**Extracted information:**

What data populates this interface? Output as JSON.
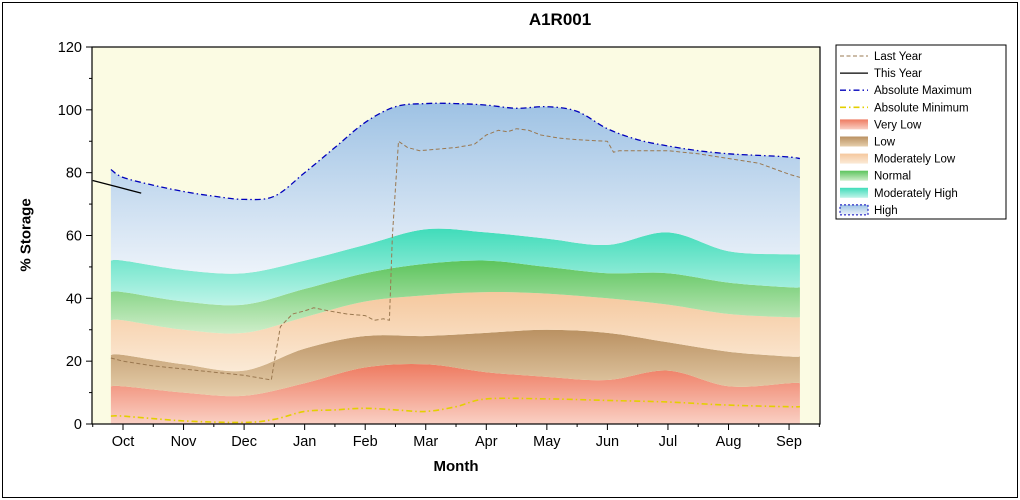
{
  "window": {
    "title": "A1R001"
  },
  "chart_data": {
    "type": "area",
    "title": "A1R001",
    "xlabel": "Month",
    "ylabel": "% Storage",
    "x_tick_labels": [
      "Oct",
      "Nov",
      "Dec",
      "Jan",
      "Feb",
      "Mar",
      "Apr",
      "May",
      "Jun",
      "Jul",
      "Aug",
      "Sep"
    ],
    "y_ticks": [
      0,
      20,
      40,
      60,
      80,
      100,
      120
    ],
    "ylim": [
      0,
      120
    ],
    "plot_bg": "#FBFBE3",
    "band_x": [
      -0.2,
      0,
      1,
      2,
      3,
      4,
      5,
      6,
      7,
      8,
      9,
      10,
      11,
      11.18
    ],
    "bands": [
      {
        "name": "Very Low",
        "color_top": "#EE7A60",
        "color_bottom": "#FAD0C4",
        "v": [
          12,
          12,
          10,
          9,
          13,
          18,
          19,
          16.5,
          15,
          14,
          17,
          12,
          13,
          13
        ]
      },
      {
        "name": "Low",
        "color_top": "#BA9162",
        "color_bottom": "#E6CFAC",
        "v": [
          22,
          22,
          19,
          17,
          24,
          28,
          28,
          29,
          30,
          29,
          26,
          23,
          21.5,
          21.5
        ]
      },
      {
        "name": "Moderately Low",
        "color_top": "#F5C89E",
        "color_bottom": "#FBEAD6",
        "v": [
          33,
          33,
          30,
          29,
          34,
          39,
          41,
          42,
          41.5,
          40,
          38,
          35,
          34,
          34
        ]
      },
      {
        "name": "Normal",
        "color_top": "#5CC45C",
        "color_bottom": "#CEEECA",
        "v": [
          42,
          42,
          39,
          38,
          43,
          48,
          51,
          52,
          50,
          48,
          48,
          45,
          43.5,
          43.5
        ]
      },
      {
        "name": "Moderately High",
        "color_top": "#40DCBA",
        "color_bottom": "#BFF4E8",
        "v": [
          52,
          52,
          49,
          48,
          52,
          57,
          62,
          61,
          59,
          57,
          61,
          55,
          54,
          54
        ]
      },
      {
        "name": "High",
        "color_top": "#9EC2E4",
        "color_bottom": "#EDF3FA",
        "x": [
          -0.2,
          0,
          0.5,
          1,
          1.5,
          2,
          2.5,
          3,
          3.5,
          4,
          4.5,
          5,
          5.5,
          6,
          6.5,
          7,
          7.5,
          8,
          8.5,
          9,
          9.5,
          10,
          10.5,
          11,
          11.18
        ],
        "v": [
          81,
          78.5,
          76,
          74,
          72.5,
          71.5,
          72.5,
          80,
          88,
          96,
          101,
          102,
          102,
          101.5,
          100.5,
          101,
          99.5,
          94,
          90.5,
          88.5,
          87,
          86,
          85.5,
          85,
          84.5
        ]
      }
    ],
    "lines": [
      {
        "name": "Last Year",
        "color": "#9A7850",
        "width": 1,
        "dash": "4 2.5",
        "smooth": false,
        "x": [
          -0.2,
          0,
          0.5,
          1,
          1.5,
          2,
          2.3,
          2.45,
          2.5,
          2.6,
          2.8,
          3,
          3.15,
          3.4,
          3.7,
          4,
          4.15,
          4.3,
          4.4,
          4.45,
          4.55,
          4.7,
          4.9,
          5.2,
          5.5,
          5.8,
          6,
          6.2,
          6.35,
          6.5,
          6.7,
          6.9,
          7.2,
          7.5,
          8,
          8.1,
          8.2,
          8.5,
          9,
          9.5,
          10,
          10.5,
          11,
          11.18
        ],
        "v": [
          21,
          20,
          18.5,
          17.5,
          16.5,
          15.5,
          14.5,
          14,
          20,
          31,
          35,
          36,
          37,
          36,
          35,
          34.5,
          33,
          33.5,
          33,
          60,
          90,
          88,
          87,
          87.5,
          88,
          89,
          92,
          93.5,
          93,
          94,
          93.5,
          92,
          91,
          90.5,
          90,
          86.5,
          87,
          87,
          87,
          86,
          84.5,
          83,
          79.5,
          78.5
        ]
      },
      {
        "name": "This Year",
        "color": "#000000",
        "width": 1.3,
        "dash": "",
        "smooth": false,
        "x": [
          -0.5,
          -0.1,
          0.3
        ],
        "v": [
          77.5,
          75.5,
          73.5
        ]
      },
      {
        "name": "Absolute Maximum",
        "color": "#0000BB",
        "width": 1.3,
        "dash": "6 3 1.5 3",
        "smooth": true,
        "x": [
          -0.2,
          0,
          0.5,
          1,
          1.5,
          2,
          2.5,
          3,
          3.5,
          4,
          4.5,
          5,
          5.5,
          6,
          6.5,
          7,
          7.5,
          8,
          8.5,
          9,
          9.5,
          10,
          10.5,
          11,
          11.18
        ],
        "v": [
          81,
          78.5,
          76,
          74,
          72.5,
          71.5,
          72.5,
          80,
          88,
          96,
          101,
          102,
          102,
          101.5,
          100.5,
          101,
          99.5,
          94,
          90.5,
          88.5,
          87,
          86,
          85.5,
          85,
          84.5
        ]
      },
      {
        "name": "Absolute Minimum",
        "color": "#E3CF00",
        "width": 1.6,
        "dash": "6 3 1.5 3",
        "smooth": true,
        "x": [
          -0.2,
          0,
          1,
          2,
          2.5,
          3,
          3.5,
          4,
          4.5,
          5,
          5.5,
          6,
          7,
          8,
          9,
          10,
          11,
          11.18
        ],
        "v": [
          2.5,
          2.5,
          1,
          0.5,
          1.5,
          4,
          4.5,
          5,
          4.5,
          4,
          5.5,
          8,
          8,
          7.5,
          7,
          6,
          5.5,
          5.5
        ]
      }
    ],
    "legend": {
      "items": [
        {
          "label": "Last Year",
          "swatch": "line",
          "ref": "Last Year"
        },
        {
          "label": "This Year",
          "swatch": "line",
          "ref": "This Year"
        },
        {
          "label": "Absolute Maximum",
          "swatch": "line",
          "ref": "Absolute Maximum"
        },
        {
          "label": "Absolute Minimum",
          "swatch": "line",
          "ref": "Absolute Minimum"
        },
        {
          "label": "Very Low",
          "swatch": "box",
          "ref": "Very Low"
        },
        {
          "label": "Low",
          "swatch": "box",
          "ref": "Low"
        },
        {
          "label": "Moderately Low",
          "swatch": "box",
          "ref": "Moderately Low"
        },
        {
          "label": "Normal",
          "swatch": "box",
          "ref": "Normal"
        },
        {
          "label": "Moderately High",
          "swatch": "box",
          "ref": "Moderately High"
        },
        {
          "label": "High",
          "swatch": "box",
          "ref": "High",
          "box_outline": {
            "color": "#0000BB",
            "dash": "2 2"
          }
        }
      ]
    }
  }
}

**Task requirements:** Make an exact copy of all entries above, dropping the images.

**In response:**
What data populates this interface? Output as JSON.
{
  "window": {
    "title": "A1R001"
  },
  "chart_data": {
    "type": "area",
    "title": "A1R001",
    "xlabel": "Month",
    "ylabel": "% Storage",
    "x_tick_labels": [
      "Oct",
      "Nov",
      "Dec",
      "Jan",
      "Feb",
      "Mar",
      "Apr",
      "May",
      "Jun",
      "Jul",
      "Aug",
      "Sep"
    ],
    "y_ticks": [
      0,
      20,
      40,
      60,
      80,
      100,
      120
    ],
    "ylim": [
      0,
      120
    ],
    "plot_bg": "#FBFBE3",
    "band_x": [
      -0.2,
      0,
      1,
      2,
      3,
      4,
      5,
      6,
      7,
      8,
      9,
      10,
      11,
      11.18
    ],
    "bands": [
      {
        "name": "Very Low",
        "color_top": "#EE7A60",
        "color_bottom": "#FAD0C4",
        "v": [
          12,
          12,
          10,
          9,
          13,
          18,
          19,
          16.5,
          15,
          14,
          17,
          12,
          13,
          13
        ]
      },
      {
        "name": "Low",
        "color_top": "#BA9162",
        "color_bottom": "#E6CFAC",
        "v": [
          22,
          22,
          19,
          17,
          24,
          28,
          28,
          29,
          30,
          29,
          26,
          23,
          21.5,
          21.5
        ]
      },
      {
        "name": "Moderately Low",
        "color_top": "#F5C89E",
        "color_bottom": "#FBEAD6",
        "v": [
          33,
          33,
          30,
          29,
          34,
          39,
          41,
          42,
          41.5,
          40,
          38,
          35,
          34,
          34
        ]
      },
      {
        "name": "Normal",
        "color_top": "#5CC45C",
        "color_bottom": "#CEEECA",
        "v": [
          42,
          42,
          39,
          38,
          43,
          48,
          51,
          52,
          50,
          48,
          48,
          45,
          43.5,
          43.5
        ]
      },
      {
        "name": "Moderately High",
        "color_top": "#40DCBA",
        "color_bottom": "#BFF4E8",
        "v": [
          52,
          52,
          49,
          48,
          52,
          57,
          62,
          61,
          59,
          57,
          61,
          55,
          54,
          54
        ]
      },
      {
        "name": "High",
        "color_top": "#9EC2E4",
        "color_bottom": "#EDF3FA",
        "x": [
          -0.2,
          0,
          0.5,
          1,
          1.5,
          2,
          2.5,
          3,
          3.5,
          4,
          4.5,
          5,
          5.5,
          6,
          6.5,
          7,
          7.5,
          8,
          8.5,
          9,
          9.5,
          10,
          10.5,
          11,
          11.18
        ],
        "v": [
          81,
          78.5,
          76,
          74,
          72.5,
          71.5,
          72.5,
          80,
          88,
          96,
          101,
          102,
          102,
          101.5,
          100.5,
          101,
          99.5,
          94,
          90.5,
          88.5,
          87,
          86,
          85.5,
          85,
          84.5
        ]
      }
    ],
    "lines": [
      {
        "name": "Last Year",
        "color": "#9A7850",
        "width": 1,
        "dash": "4 2.5",
        "smooth": false,
        "x": [
          -0.2,
          0,
          0.5,
          1,
          1.5,
          2,
          2.3,
          2.45,
          2.5,
          2.6,
          2.8,
          3,
          3.15,
          3.4,
          3.7,
          4,
          4.15,
          4.3,
          4.4,
          4.45,
          4.55,
          4.7,
          4.9,
          5.2,
          5.5,
          5.8,
          6,
          6.2,
          6.35,
          6.5,
          6.7,
          6.9,
          7.2,
          7.5,
          8,
          8.1,
          8.2,
          8.5,
          9,
          9.5,
          10,
          10.5,
          11,
          11.18
        ],
        "v": [
          21,
          20,
          18.5,
          17.5,
          16.5,
          15.5,
          14.5,
          14,
          20,
          31,
          35,
          36,
          37,
          36,
          35,
          34.5,
          33,
          33.5,
          33,
          60,
          90,
          88,
          87,
          87.5,
          88,
          89,
          92,
          93.5,
          93,
          94,
          93.5,
          92,
          91,
          90.5,
          90,
          86.5,
          87,
          87,
          87,
          86,
          84.5,
          83,
          79.5,
          78.5
        ]
      },
      {
        "name": "This Year",
        "color": "#000000",
        "width": 1.3,
        "dash": "",
        "smooth": false,
        "x": [
          -0.5,
          -0.1,
          0.3
        ],
        "v": [
          77.5,
          75.5,
          73.5
        ]
      },
      {
        "name": "Absolute Maximum",
        "color": "#0000BB",
        "width": 1.3,
        "dash": "6 3 1.5 3",
        "smooth": true,
        "x": [
          -0.2,
          0,
          0.5,
          1,
          1.5,
          2,
          2.5,
          3,
          3.5,
          4,
          4.5,
          5,
          5.5,
          6,
          6.5,
          7,
          7.5,
          8,
          8.5,
          9,
          9.5,
          10,
          10.5,
          11,
          11.18
        ],
        "v": [
          81,
          78.5,
          76,
          74,
          72.5,
          71.5,
          72.5,
          80,
          88,
          96,
          101,
          102,
          102,
          101.5,
          100.5,
          101,
          99.5,
          94,
          90.5,
          88.5,
          87,
          86,
          85.5,
          85,
          84.5
        ]
      },
      {
        "name": "Absolute Minimum",
        "color": "#E3CF00",
        "width": 1.6,
        "dash": "6 3 1.5 3",
        "smooth": true,
        "x": [
          -0.2,
          0,
          1,
          2,
          2.5,
          3,
          3.5,
          4,
          4.5,
          5,
          5.5,
          6,
          7,
          8,
          9,
          10,
          11,
          11.18
        ],
        "v": [
          2.5,
          2.5,
          1,
          0.5,
          1.5,
          4,
          4.5,
          5,
          4.5,
          4,
          5.5,
          8,
          8,
          7.5,
          7,
          6,
          5.5,
          5.5
        ]
      }
    ],
    "legend": {
      "items": [
        {
          "label": "Last Year",
          "swatch": "line",
          "ref": "Last Year"
        },
        {
          "label": "This Year",
          "swatch": "line",
          "ref": "This Year"
        },
        {
          "label": "Absolute Maximum",
          "swatch": "line",
          "ref": "Absolute Maximum"
        },
        {
          "label": "Absolute Minimum",
          "swatch": "line",
          "ref": "Absolute Minimum"
        },
        {
          "label": "Very Low",
          "swatch": "box",
          "ref": "Very Low"
        },
        {
          "label": "Low",
          "swatch": "box",
          "ref": "Low"
        },
        {
          "label": "Moderately Low",
          "swatch": "box",
          "ref": "Moderately Low"
        },
        {
          "label": "Normal",
          "swatch": "box",
          "ref": "Normal"
        },
        {
          "label": "Moderately High",
          "swatch": "box",
          "ref": "Moderately High"
        },
        {
          "label": "High",
          "swatch": "box",
          "ref": "High",
          "box_outline": {
            "color": "#0000BB",
            "dash": "2 2"
          }
        }
      ]
    }
  }
}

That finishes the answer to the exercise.